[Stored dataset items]
************

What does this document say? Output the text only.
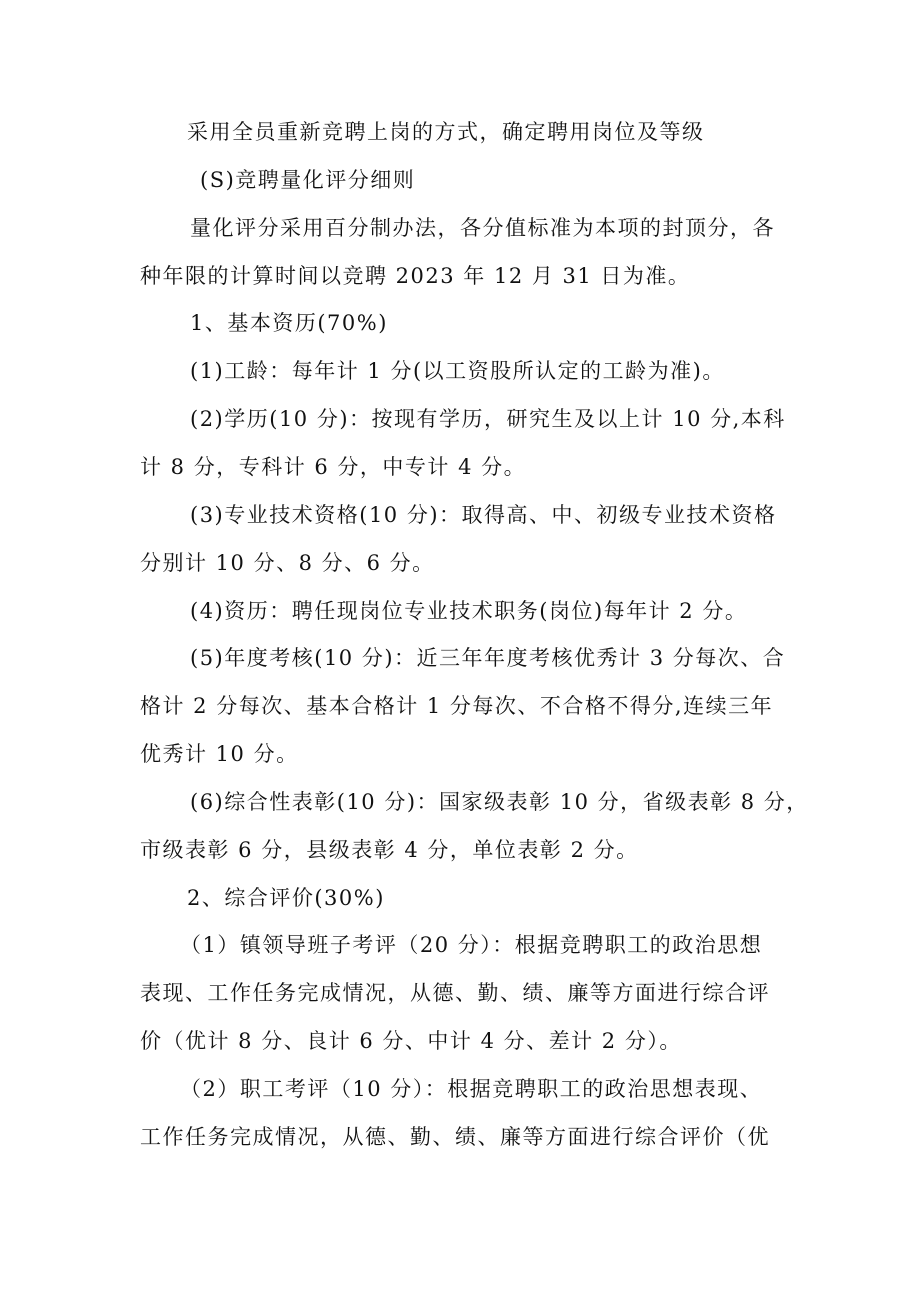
采用全员重新竞聘上岗的方式，确定聘用岗位及等级
(S)竞聘量化评分细则
量化评分采用百分制办法，各分值标准为本项的封顶分，各
种年限的计算时间以竞聘 2023 年 12 月 31 日为准。
1、基本资历(70%)
(1)工龄：每年计 1 分(以工资股所认定的工龄为准)。
(2)学历(10 分)：按现有学历，研究生及以上计 10 分,本科
计 8 分，专科计 6 分，中专计 4 分。
(3)专业技术资格(10 分)：取得高、中、初级专业技术资格
分别计 10 分、8 分、6 分。
(4)资历：聘任现岗位专业技术职务(岗位)每年计 2 分。
(5)年度考核(10 分)：近三年年度考核优秀计 3 分每次、合
格计 2 分每次、基本合格计 1 分每次、不合格不得分,连续三年
优秀计 10 分。
(6)综合性表彰(10 分)：国家级表彰 10 分，省级表彰 8 分，
市级表彰 6 分，县级表彰 4 分，单位表彰 2 分。
2、综合评价(30%)
（1）镇领导班子考评（20 分）：根据竞聘职工的政治思想
表现、工作任务完成情况，从德、勤、绩、廉等方面进行综合评
价（优计 8 分、良计 6 分、中计 4 分、差计 2 分）。
（2）职工考评（10 分）：根据竞聘职工的政治思想表现、
工作任务完成情况，从德、勤、绩、廉等方面进行综合评价（优
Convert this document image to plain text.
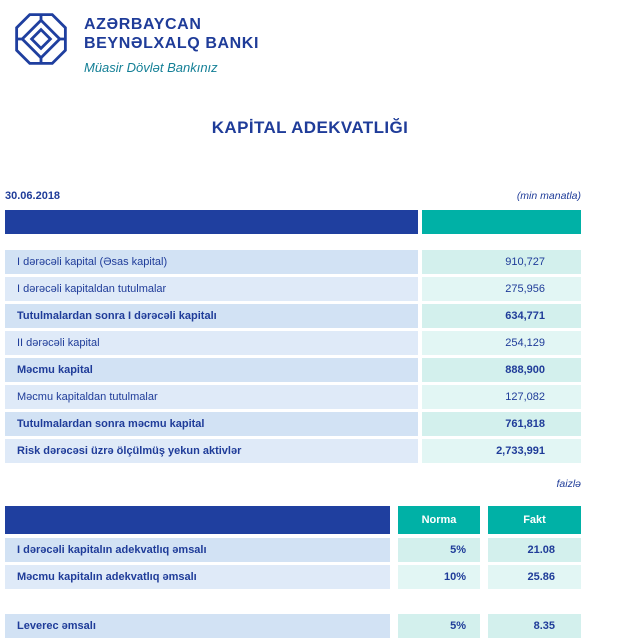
AZƏRBAYCAN
BEYNƏLXALQ BANKI
Müasir Dövlət Bankınız
KAPİTAL ADEKVATLIĞI
30.06.2018	(min manatla)
I dərəcəli kapital (Əsas kapital)	910,727
I dərəcəli kapitaldan tutulmalar	275,956
Tutulmalardan sonra I dərəcəli kapitalı	634,771
II dərəcəli kapital	254,129
Məcmu kapital	888,900
Məcmu kapitaldan tutulmalar	127,082
Tutulmalardan sonra məcmu kapital	761,818
Risk dərəcəsi üzrə ölçülmüş yekun aktivlər	2,733,991
faizlə
Norma	Fakt
I dərəcəli kapitalın adekvatlıq əmsalı	5%	21.08
Məcmu kapitalın adekvatlıq əmsalı	10%	25.86
Leverec əmsalı	5%	8.35
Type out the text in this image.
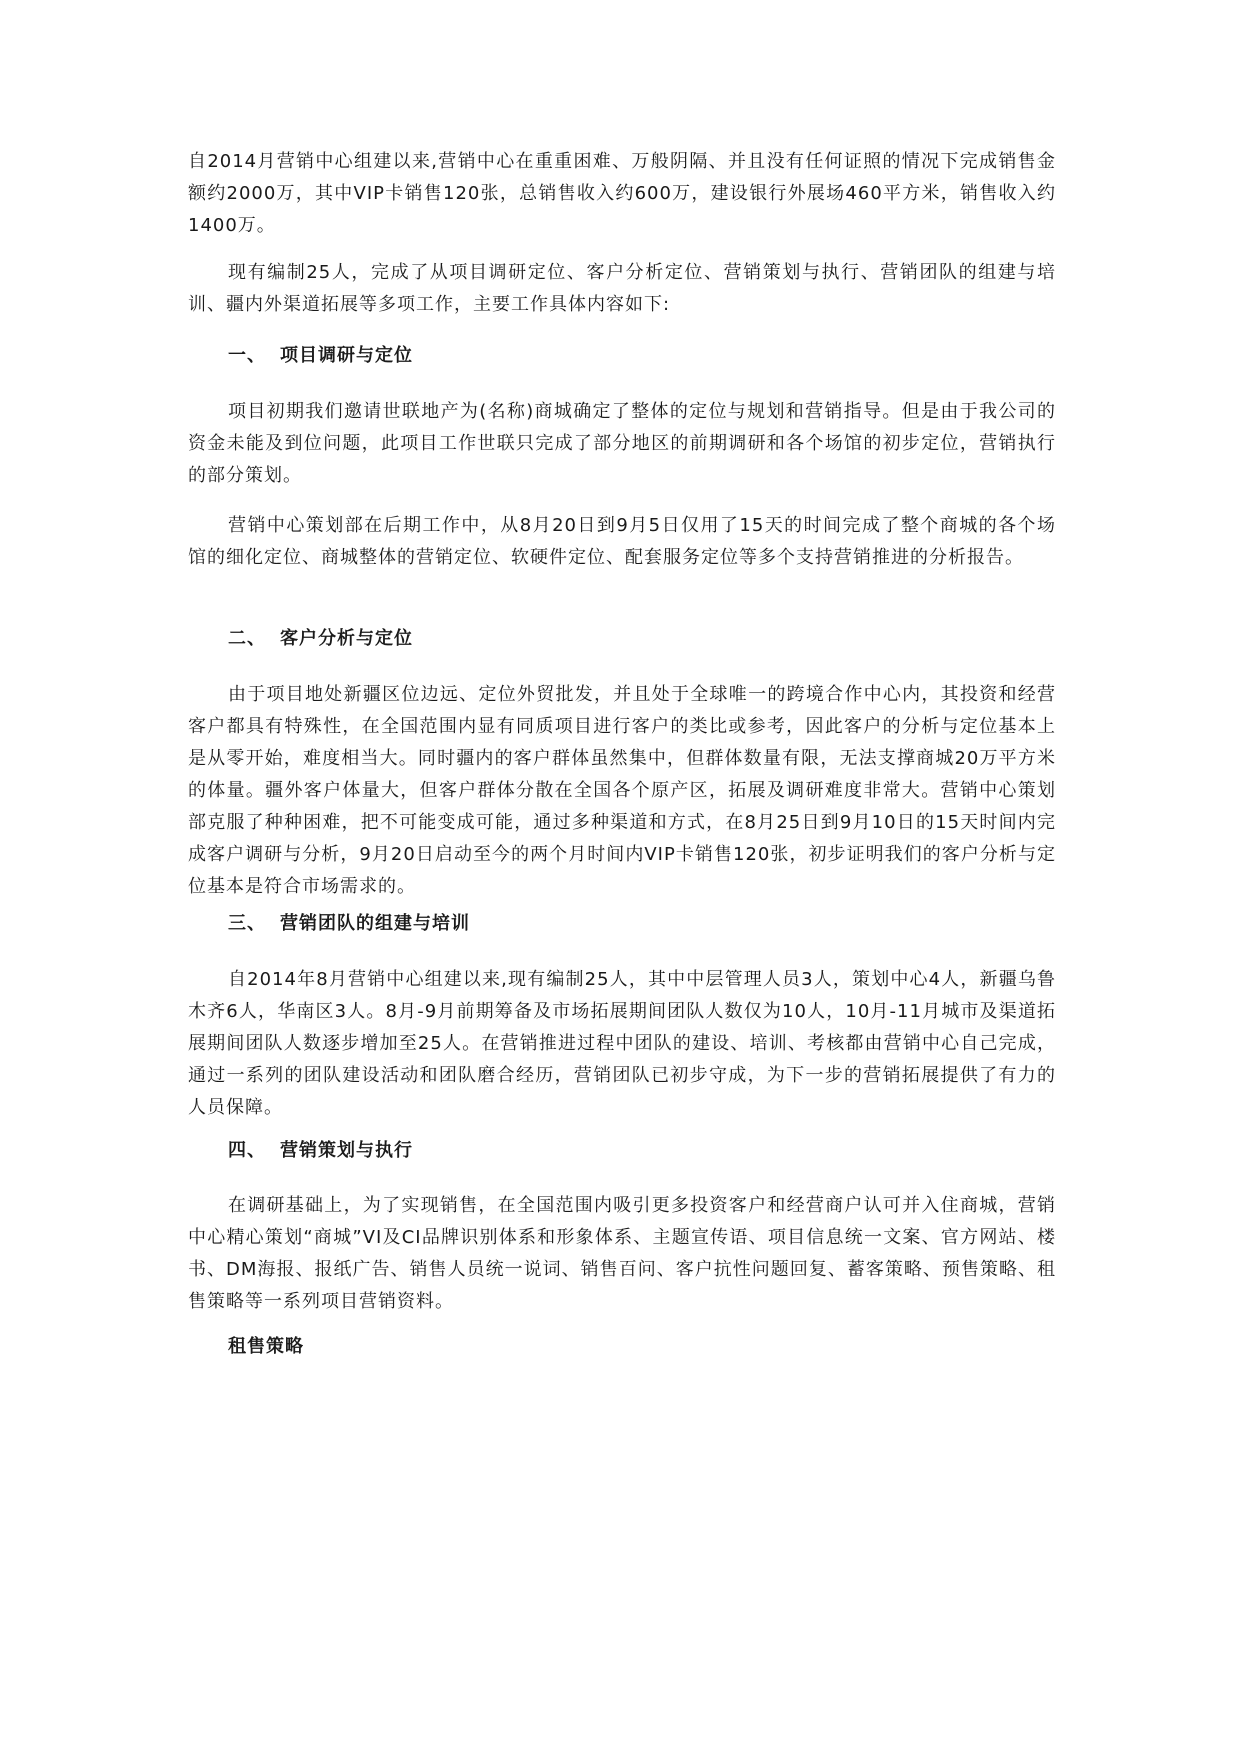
自2014月营销中心组建以来,营销中心在重重困难、万般阴隔、并且没有任何证照的情况下完成销售金额约2000万，其中VIP卡销售120张，总销售收入约600万，建设银行外展场460平方米，销售收入约1400万。

现有编制25人，完成了从项目调研定位、客户分析定位、营销策划与执行、营销团队的组建与培训、疆内外渠道拓展等多项工作，主要工作具体内容如下:

一、 项目调研与定位

项目初期我们邀请世联地产为(名称)商城确定了整体的定位与规划和营销指导。但是由于我公司的资金未能及到位问题，此项目工作世联只完成了部分地区的前期调研和各个场馆的初步定位，营销执行的部分策划。

营销中心策划部在后期工作中，从8月20日到9月5日仅用了15天的时间完成了整个商城的各个场馆的细化定位、商城整体的营销定位、软硬件定位、配套服务定位等多个支持营销推进的分析报告。

二、 客户分析与定位

由于项目地处新疆区位边远、定位外贸批发，并且处于全球唯一的跨境合作中心内，其投资和经营客户都具有特殊性，在全国范围内显有同质项目进行客户的类比或参考，因此客户的分析与定位基本上是从零开始，难度相当大。同时疆内的客户群体虽然集中，但群体数量有限，无法支撑商城20万平方米的体量。疆外客户体量大，但客户群体分散在全国各个原产区，拓展及调研难度非常大。营销中心策划部克服了种种困难，把不可能变成可能，通过多种渠道和方式，在8月25日到9月10日的15天时间内完成客户调研与分析，9月20日启动至今的两个月时间内VIP卡销售120张，初步证明我们的客户分析与定位基本是符合市场需求的。

三、 营销团队的组建与培训

自2014年8月营销中心组建以来,现有编制25人，其中中层管理人员3人，策划中心4人，新疆乌鲁木齐6人，华南区3人。8月-9月前期筹备及市场拓展期间团队人数仅为10人，10月-11月城市及渠道拓展期间团队人数逐步增加至25人。在营销推进过程中团队的建设、培训、考核都由营销中心自己完成，通过一系列的团队建设活动和团队磨合经历，营销团队已初步守成，为下一步的营销拓展提供了有力的人员保障。

四、 营销策划与执行

在调研基础上，为了实现销售，在全国范围内吸引更多投资客户和经营商户认可并入住商城，营销中心精心策划“商城”VI及CI品牌识别体系和形象体系、主题宣传语、项目信息统一文案、官方网站、楼书、DM海报、报纸广告、销售人员统一说词、销售百问、客户抗性问题回复、蓄客策略、预售策略、租售策略等一系列项目营销资料。

租售策略
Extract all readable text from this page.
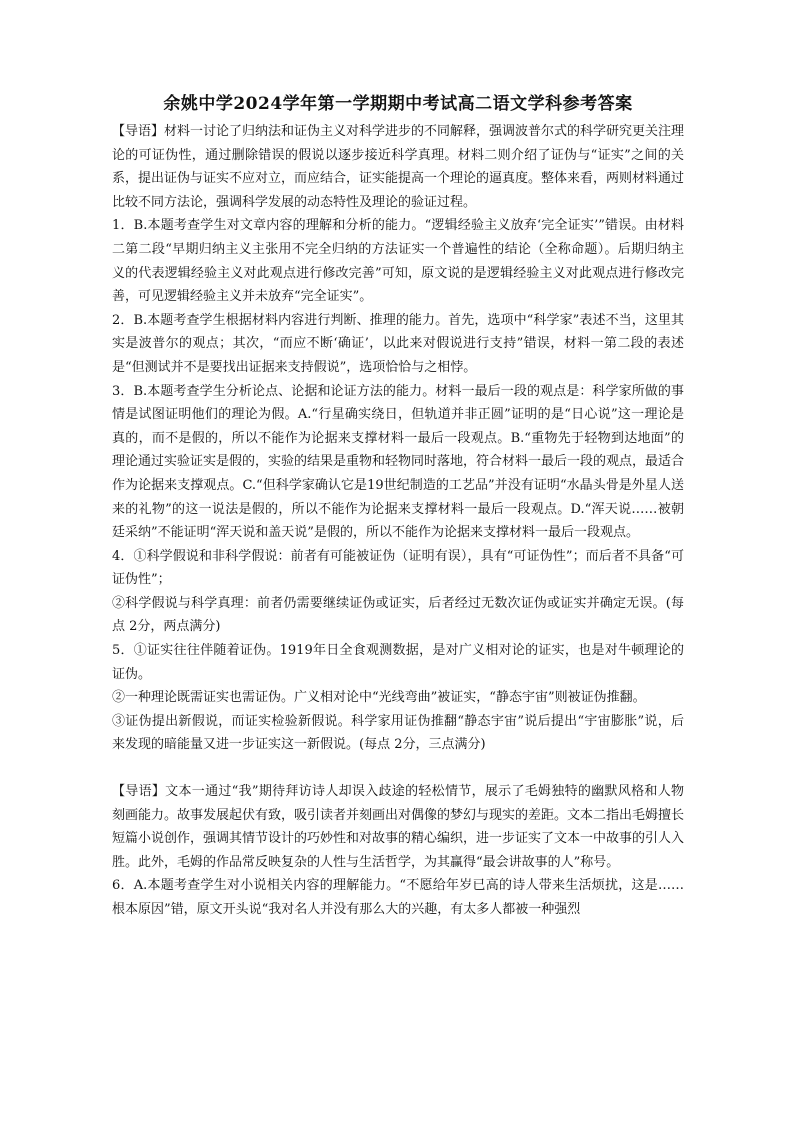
余姚中学2024学年第一学期期中考试高二语文学科参考答案

【导语】材料一讨论了归纳法和证伪主义对科学进步的不同解释，强调波普尔式的科学研究更关注理论的可证伪性，通过删除错误的假说以逐步接近科学真理。材料二则介绍了证伪与“证实”之间的关系，提出证伪与证实不应对立，而应结合，证实能提高一个理论的逼真度。整体来看，两则材料通过比较不同方法论，强调科学发展的动态特性及理论的验证过程。

1．B.本题考查学生对文章内容的理解和分析的能力。“逻辑经验主义放弃‘完全证实’”错误。由材料二第二段“早期归纳主义主张用不完全归纳的方法证实一个普遍性的结论（全称命题）。后期归纳主义的代表逻辑经验主义对此观点进行修改完善”可知，原文说的是逻辑经验主义对此观点进行修改完善，可见逻辑经验主义并未放弃“完全证实”。

2．B.本题考查学生根据材料内容进行判断、推理的能力。首先，选项中“科学家”表述不当，这里其实是波普尔的观点；其次，“而应不断‘确证’，以此来对假说进行支持”错误，材料一第二段的表述是“但测试并不是要找出证据来支持假说”，选项恰恰与之相悖。

3．B.本题考查学生分析论点、论据和论证方法的能力。材料一最后一段的观点是：科学家所做的事情是试图证明他们的理论为假。A.“行星确实绕日，但轨道并非正圆”证明的是“日心说”这一理论是真的，而不是假的，所以不能作为论据来支撑材料一最后一段观点。B.“重物先于轻物到达地面”的理论通过实验证实是假的，实验的结果是重物和轻物同时落地，符合材料一最后一段的观点，最适合作为论据来支撑观点。C.“但科学家确认它是19世纪制造的工艺品”并没有证明“水晶头骨是外星人送来的礼物”的这一说法是假的，所以不能作为论据来支撑材料一最后一段观点。D.“浑天说……被朝廷采纳”不能证明“浑天说和盖天说”是假的，所以不能作为论据来支撑材料一最后一段观点。

4．①科学假说和非科学假说：前者有可能被证伪（证明有误），具有“可证伪性”；而后者不具备“可证伪性”；

②科学假说与科学真理：前者仍需要继续证伪或证实，后者经过无数次证伪或证实并确定无误。(每点 2分，两点满分)

5．①证实往往伴随着证伪。1919年日全食观测数据，是对广义相对论的证实，也是对牛顿理论的证伪。

②一种理论既需证实也需证伪。广义相对论中“光线弯曲”被证实，“静态宇宙”则被证伪推翻。

③证伪提出新假说，而证实检验新假说。科学家用证伪推翻“静态宇宙”说后提出“宇宙膨胀”说，后来发现的暗能量又进一步证实这一新假说。(每点 2分，三点满分)

【导语】文本一通过“我”期待拜访诗人却误入歧途的轻松情节，展示了毛姆独特的幽默风格和人物刻画能力。故事发展起伏有致，吸引读者并刻画出对偶像的梦幻与现实的差距。文本二指出毛姆擅长短篇小说创作，强调其情节设计的巧妙性和对故事的精心编织，进一步证实了文本一中故事的引人入胜。此外，毛姆的作品常反映复杂的人性与生活哲学，为其赢得“最会讲故事的人”称号。

6．A.本题考查学生对小说相关内容的理解能力。“不愿给年岁已高的诗人带来生活烦扰，这是……根本原因”错，原文开头说“我对名人并没有那么大的兴趣，有太多人都被一种强烈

************

## What is asked
Scan the listing above and copy all lines containing the word "工作任务完成情况".

## Response below
表现、工作任务完成情况，从德、勤、绩、廉等方面进行综合评
工作任务完成情况，从德、勤、绩、廉等方面进行综合评价（优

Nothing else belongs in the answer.